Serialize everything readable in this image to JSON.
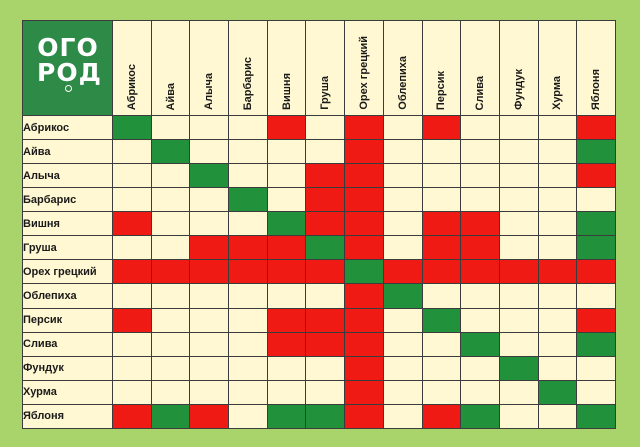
{
  "logo": {
    "line1": "ОГО",
    "line2": "РОД"
  },
  "colors": {
    "bad": "#ef1a14",
    "good": "#22913c",
    "neutral": "#fff8d2",
    "background": "#a9d46c"
  },
  "columns": [
    "Абрикос",
    "Айва",
    "Алыча",
    "Барбарис",
    "Вишня",
    "Груша",
    "Орех грецкий",
    "Облепиха",
    "Персик",
    "Слива",
    "Фундук",
    "Хурма",
    "Яблоня"
  ],
  "rows": [
    {
      "label": "Абрикос",
      "cells": [
        "g",
        "n",
        "n",
        "n",
        "r",
        "n",
        "r",
        "n",
        "r",
        "n",
        "n",
        "n",
        "r"
      ]
    },
    {
      "label": "Айва",
      "cells": [
        "n",
        "g",
        "n",
        "n",
        "n",
        "n",
        "r",
        "n",
        "n",
        "n",
        "n",
        "n",
        "g"
      ]
    },
    {
      "label": "Алыча",
      "cells": [
        "n",
        "n",
        "g",
        "n",
        "n",
        "r",
        "r",
        "n",
        "n",
        "n",
        "n",
        "n",
        "r"
      ]
    },
    {
      "label": "Барбарис",
      "cells": [
        "n",
        "n",
        "n",
        "g",
        "n",
        "r",
        "r",
        "n",
        "n",
        "n",
        "n",
        "n",
        "n"
      ]
    },
    {
      "label": "Вишня",
      "cells": [
        "r",
        "n",
        "n",
        "n",
        "g",
        "r",
        "r",
        "n",
        "r",
        "r",
        "n",
        "n",
        "g"
      ]
    },
    {
      "label": "Груша",
      "cells": [
        "n",
        "n",
        "r",
        "r",
        "r",
        "g",
        "r",
        "n",
        "r",
        "r",
        "n",
        "n",
        "g"
      ]
    },
    {
      "label": "Орех грецкий",
      "cells": [
        "r",
        "r",
        "r",
        "r",
        "r",
        "r",
        "g",
        "r",
        "r",
        "r",
        "r",
        "r",
        "r"
      ]
    },
    {
      "label": "Облепиха",
      "cells": [
        "n",
        "n",
        "n",
        "n",
        "n",
        "n",
        "r",
        "g",
        "n",
        "n",
        "n",
        "n",
        "n"
      ]
    },
    {
      "label": "Персик",
      "cells": [
        "r",
        "n",
        "n",
        "n",
        "r",
        "r",
        "r",
        "n",
        "g",
        "n",
        "n",
        "n",
        "r"
      ]
    },
    {
      "label": "Слива",
      "cells": [
        "n",
        "n",
        "n",
        "n",
        "r",
        "r",
        "r",
        "n",
        "n",
        "g",
        "n",
        "n",
        "g"
      ]
    },
    {
      "label": "Фундук",
      "cells": [
        "n",
        "n",
        "n",
        "n",
        "n",
        "n",
        "r",
        "n",
        "n",
        "n",
        "g",
        "n",
        "n"
      ]
    },
    {
      "label": "Хурма",
      "cells": [
        "n",
        "n",
        "n",
        "n",
        "n",
        "n",
        "r",
        "n",
        "n",
        "n",
        "n",
        "g",
        "n"
      ]
    },
    {
      "label": "Яблоня",
      "cells": [
        "r",
        "g",
        "r",
        "n",
        "g",
        "g",
        "r",
        "n",
        "r",
        "g",
        "n",
        "n",
        "g"
      ]
    }
  ]
}
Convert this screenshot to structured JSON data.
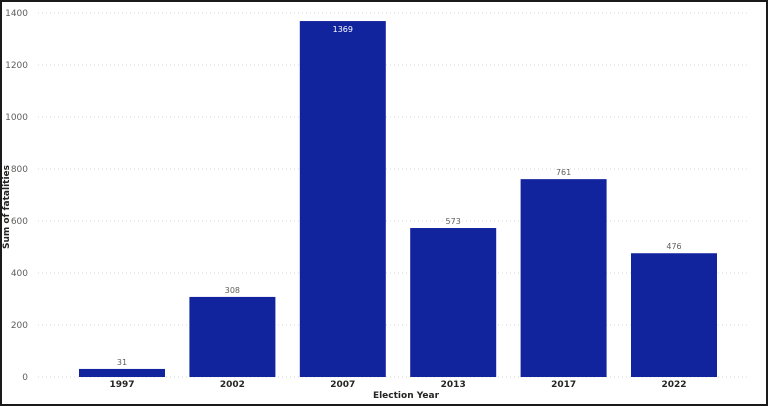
{
  "chart_data": {
    "type": "bar",
    "categories": [
      "1997",
      "2002",
      "2007",
      "2013",
      "2017",
      "2022"
    ],
    "values": [
      31,
      308,
      1369,
      573,
      761,
      476
    ],
    "value_labels": [
      "31",
      "308",
      "1369",
      "573",
      "761",
      "476"
    ],
    "title": "",
    "xlabel": "Election Year",
    "ylabel": "Sum of fatalities",
    "ylim": [
      0,
      1400
    ],
    "y_ticks": [
      0,
      200,
      400,
      600,
      800,
      1000,
      1200,
      1400
    ],
    "y_tick_labels": [
      "0",
      "200",
      "400",
      "600",
      "800",
      "1000",
      "1200",
      "1400"
    ],
    "grid": true,
    "legend": "none",
    "colors": {
      "bar": "#12239E",
      "label_outside": "#605e5c",
      "label_inside": "#ffffff"
    }
  }
}
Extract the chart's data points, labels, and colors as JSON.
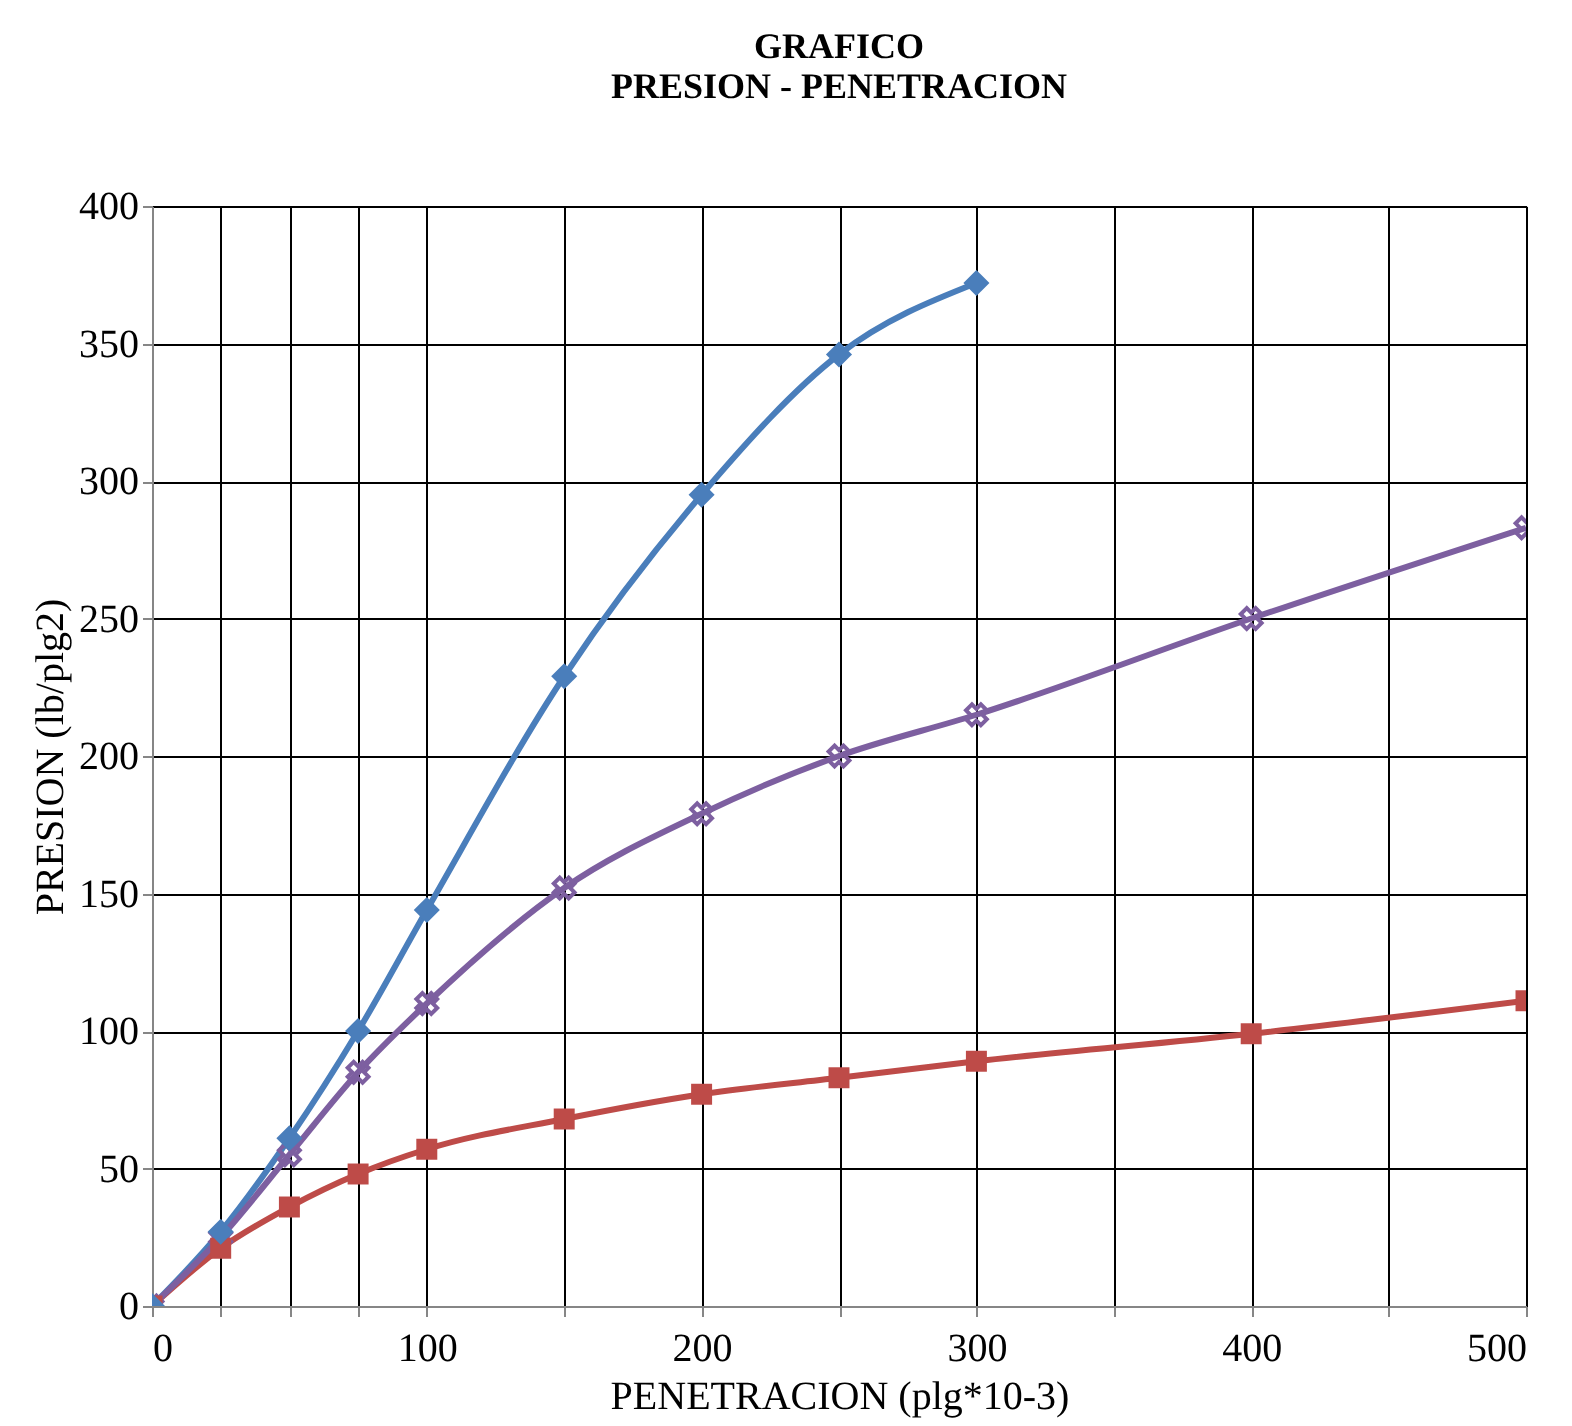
{
  "chart_data": {
    "type": "line",
    "title": [
      "GRAFICO",
      "PRESION - PENETRACION"
    ],
    "xlabel": "PENETRACION (plg*10-3)",
    "ylabel": "PRESION (lb/plg2)",
    "x": [
      0,
      25,
      50,
      75,
      100,
      150,
      200,
      250,
      300,
      400,
      500
    ],
    "series": [
      {
        "color": "#4a7ebb",
        "marker": "diamond",
        "values": [
          0,
          27,
          61,
          100,
          144,
          229,
          295,
          346,
          372,
          null,
          null
        ]
      },
      {
        "color": "#be4b48",
        "marker": "square",
        "values": [
          0,
          21,
          36,
          48,
          57,
          68,
          77,
          83,
          89,
          99,
          111
        ]
      },
      {
        "color": "#7d5fa0",
        "marker": "cross",
        "values": [
          0,
          25,
          55,
          85,
          110,
          152,
          179,
          200,
          215,
          250,
          283
        ]
      }
    ],
    "xlim": [
      0,
      500
    ],
    "xticks": [
      0,
      {
        "value": 25,
        "label": null
      },
      {
        "value": 50,
        "label": null
      },
      {
        "value": 75,
        "label": null
      },
      100,
      {
        "value": 150,
        "label": null
      },
      200,
      {
        "value": 250,
        "label": null
      },
      300,
      {
        "value": 350,
        "label": null
      },
      400,
      {
        "value": 450,
        "label": null
      },
      500
    ],
    "ylim": [
      0,
      400
    ],
    "yticks": [
      0,
      50,
      100,
      150,
      200,
      250,
      300,
      350,
      400
    ],
    "grid": true
  }
}
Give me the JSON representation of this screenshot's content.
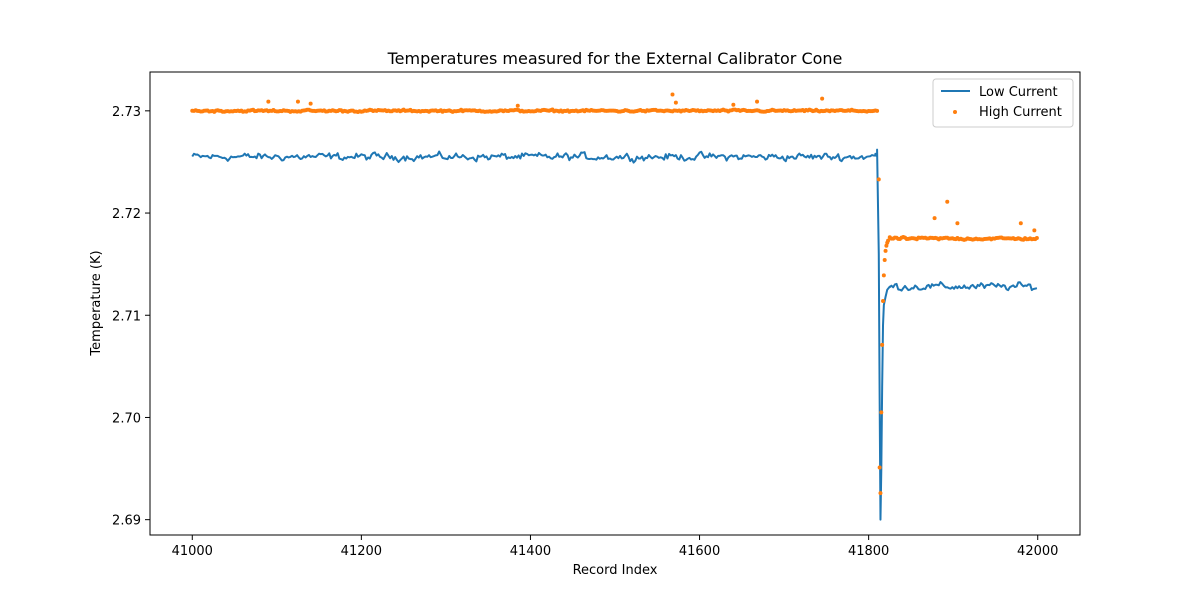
{
  "chart_data": {
    "type": "line",
    "title": "Temperatures measured for the External Calibrator Cone",
    "xlabel": "Record Index",
    "ylabel": "Temperature (K)",
    "xlim": [
      40950,
      42050
    ],
    "ylim": [
      2.6885,
      2.7338
    ],
    "xticks": [
      41000,
      41200,
      41400,
      41600,
      41800,
      42000
    ],
    "xtick_labels": [
      "41000",
      "41200",
      "41400",
      "41600",
      "41800",
      "42000"
    ],
    "yticks": [
      2.69,
      2.7,
      2.71,
      2.72,
      2.73
    ],
    "ytick_labels": [
      "2.69",
      "2.70",
      "2.71",
      "2.72",
      "2.73"
    ],
    "grid": false,
    "legend_position": "top-right",
    "series": [
      {
        "name": "Low Current",
        "style": "line",
        "color": "#1f77b4",
        "segments": [
          {
            "x_start": 41000,
            "x_end": 41810,
            "base": 2.7255,
            "amplitude": 0.0009
          },
          {
            "x_start": 41825,
            "x_end": 42000,
            "base": 2.7128,
            "amplitude": 0.0009
          }
        ],
        "transition": {
          "x": [
            41808,
            41810,
            41812,
            41813,
            41814,
            41815,
            41816,
            41817,
            41818,
            41820,
            41822,
            41825
          ],
          "values": [
            2.7258,
            2.7262,
            2.716,
            2.702,
            2.69,
            2.695,
            2.703,
            2.709,
            2.711,
            2.7118,
            2.7125,
            2.7128
          ]
        }
      },
      {
        "name": "High Current",
        "style": "scatter",
        "color": "#ff7f0e",
        "segments": [
          {
            "x_start": 41000,
            "x_end": 41810,
            "base": 2.73,
            "amplitude": 0.00025
          },
          {
            "x_start": 41825,
            "x_end": 42000,
            "base": 2.7175,
            "amplitude": 0.0003
          }
        ],
        "transition": {
          "x": [
            41812,
            41813,
            41814,
            41815,
            41816,
            41817,
            41818,
            41819,
            41820,
            41821,
            41822,
            41823
          ],
          "values": [
            2.7233,
            2.6951,
            2.6926,
            2.7005,
            2.7071,
            2.7114,
            2.7139,
            2.7154,
            2.7163,
            2.7168,
            2.7171,
            2.7173
          ]
        },
        "outliers": {
          "x": [
            41090,
            41125,
            41140,
            41385,
            41568,
            41572,
            41640,
            41668,
            41745,
            41893,
            41905,
            41878,
            41980,
            41996
          ],
          "values": [
            2.7309,
            2.7309,
            2.7307,
            2.7305,
            2.7316,
            2.7308,
            2.7306,
            2.7309,
            2.7312,
            2.7211,
            2.719,
            2.7195,
            2.719,
            2.7183
          ]
        }
      }
    ]
  }
}
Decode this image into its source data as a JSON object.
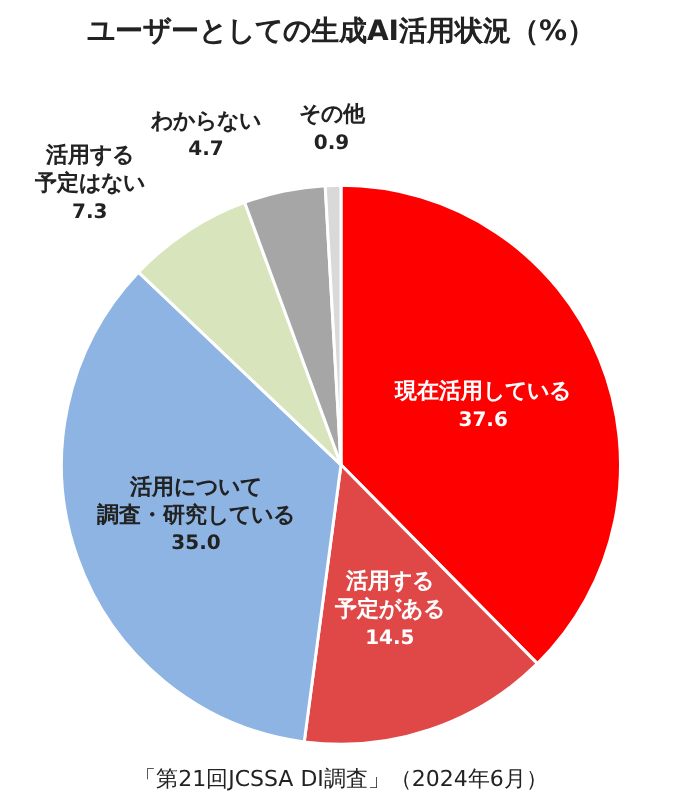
{
  "chart_data": {
    "type": "pie",
    "title": "ユーザーとしての生成AI活用状況（%）",
    "categories": [
      "現在活用している",
      "活用する予定がある",
      "活用について調査・研究している",
      "活用する予定はない",
      "わからない",
      "その他"
    ],
    "values": [
      37.6,
      14.5,
      35.0,
      7.3,
      4.7,
      0.9
    ],
    "colors": [
      "#ff0000",
      "#e04848",
      "#8db4e2",
      "#d8e4bc",
      "#a6a6a6",
      "#d9d9d9"
    ],
    "value_labels": [
      "37.6",
      "14.5",
      "35.0",
      "7.3",
      "4.7",
      "0.9"
    ],
    "legend": false,
    "annotations": [
      "「第21回JCSSA DI調査」（2024年6月）"
    ]
  }
}
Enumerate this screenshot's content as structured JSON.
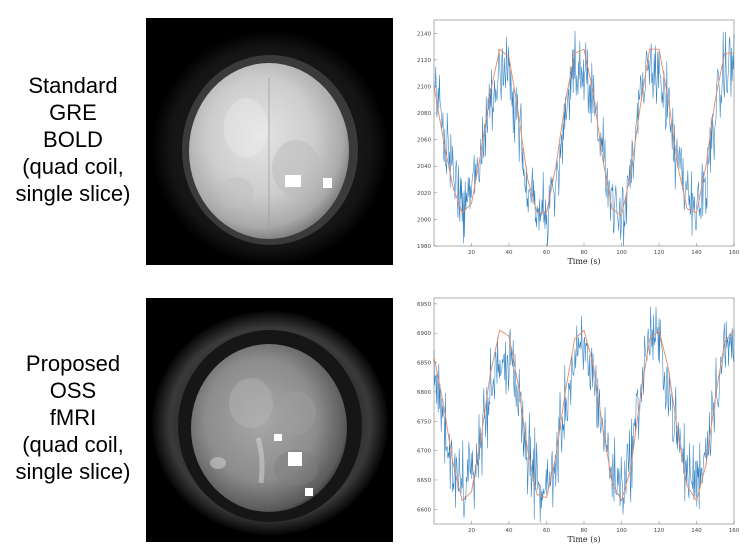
{
  "rows": [
    {
      "label_lines": [
        "Standard",
        "GRE",
        "BOLD",
        "(quad coil,",
        "single slice)"
      ]
    },
    {
      "label_lines": [
        "Proposed",
        "OSS",
        "fMRI",
        "(quad coil,",
        "single slice)"
      ]
    }
  ],
  "chart_data": [
    {
      "type": "line",
      "title": "",
      "xlabel": "Time (s)",
      "ylabel": "",
      "xlim": [
        0,
        160
      ],
      "ylim": [
        1980,
        2150
      ],
      "xticks": [
        20,
        40,
        60,
        80,
        100,
        120,
        140,
        160
      ],
      "yticks": [
        1980,
        2000,
        2020,
        2040,
        2060,
        2080,
        2100,
        2120,
        2140
      ],
      "grid": false,
      "series": [
        {
          "name": "",
          "color": "#2f7fc1",
          "kind": "measured signal",
          "x": [
            0,
            5,
            10,
            15,
            20,
            25,
            30,
            35,
            40,
            45,
            50,
            55,
            60,
            65,
            70,
            75,
            80,
            85,
            90,
            95,
            100,
            105,
            110,
            115,
            120,
            125,
            130,
            135,
            140,
            145,
            150,
            155,
            160
          ],
          "values": [
            2105,
            2065,
            2035,
            2012,
            2018,
            2050,
            2090,
            2112,
            2105,
            2070,
            2030,
            2008,
            2000,
            2025,
            2075,
            2108,
            2115,
            2095,
            2050,
            2015,
            2008,
            2035,
            2085,
            2115,
            2115,
            2080,
            2040,
            2015,
            2005,
            2030,
            2080,
            2110,
            2120
          ]
        },
        {
          "name": "",
          "color": "#e58a6a",
          "kind": "model fit",
          "x": [
            0,
            5,
            10,
            15,
            20,
            25,
            30,
            35,
            40,
            45,
            50,
            55,
            60,
            65,
            70,
            75,
            80,
            85,
            90,
            95,
            100,
            105,
            110,
            115,
            120,
            125,
            130,
            135,
            140,
            145,
            150,
            155,
            160
          ],
          "values": [
            2100,
            2060,
            2025,
            2005,
            2012,
            2050,
            2095,
            2128,
            2122,
            2080,
            2030,
            2005,
            2005,
            2040,
            2088,
            2125,
            2128,
            2095,
            2045,
            2008,
            2003,
            2035,
            2085,
            2128,
            2128,
            2090,
            2040,
            2008,
            2005,
            2040,
            2090,
            2125,
            2125
          ]
        }
      ]
    },
    {
      "type": "line",
      "title": "",
      "xlabel": "Time (s)",
      "ylabel": "",
      "xlim": [
        0,
        160
      ],
      "ylim": [
        6575,
        6960
      ],
      "xticks": [
        20,
        40,
        60,
        80,
        100,
        120,
        140,
        160
      ],
      "yticks": [
        6600,
        6650,
        6700,
        6750,
        6800,
        6850,
        6900,
        6950
      ],
      "grid": false,
      "series": [
        {
          "name": "",
          "color": "#2f7fc1",
          "kind": "measured signal",
          "x": [
            0,
            5,
            10,
            15,
            20,
            25,
            30,
            35,
            40,
            45,
            50,
            55,
            60,
            65,
            70,
            75,
            80,
            85,
            90,
            95,
            100,
            105,
            110,
            115,
            120,
            125,
            130,
            135,
            140,
            145,
            150,
            155,
            160
          ],
          "values": [
            6830,
            6760,
            6680,
            6640,
            6650,
            6720,
            6800,
            6860,
            6850,
            6790,
            6700,
            6640,
            6630,
            6680,
            6780,
            6850,
            6870,
            6830,
            6740,
            6660,
            6640,
            6690,
            6800,
            6900,
            6880,
            6810,
            6720,
            6660,
            6650,
            6700,
            6800,
            6870,
            6880
          ]
        },
        {
          "name": "",
          "color": "#e58a6a",
          "kind": "model fit",
          "x": [
            0,
            5,
            10,
            15,
            20,
            25,
            30,
            35,
            40,
            45,
            50,
            55,
            60,
            65,
            70,
            75,
            80,
            85,
            90,
            95,
            100,
            105,
            110,
            115,
            120,
            125,
            130,
            135,
            140,
            145,
            150,
            155,
            160
          ],
          "values": [
            6860,
            6780,
            6680,
            6615,
            6630,
            6720,
            6830,
            6905,
            6895,
            6810,
            6700,
            6625,
            6620,
            6690,
            6800,
            6890,
            6905,
            6845,
            6740,
            6645,
            6615,
            6670,
            6790,
            6890,
            6905,
            6840,
            6730,
            6640,
            6615,
            6675,
            6790,
            6885,
            6905
          ]
        }
      ]
    }
  ]
}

AIM = Check each line of the records for the string "false" and state how many lines contain it. Give only the number.

SOLUTION TO THIS PROBLEM = 4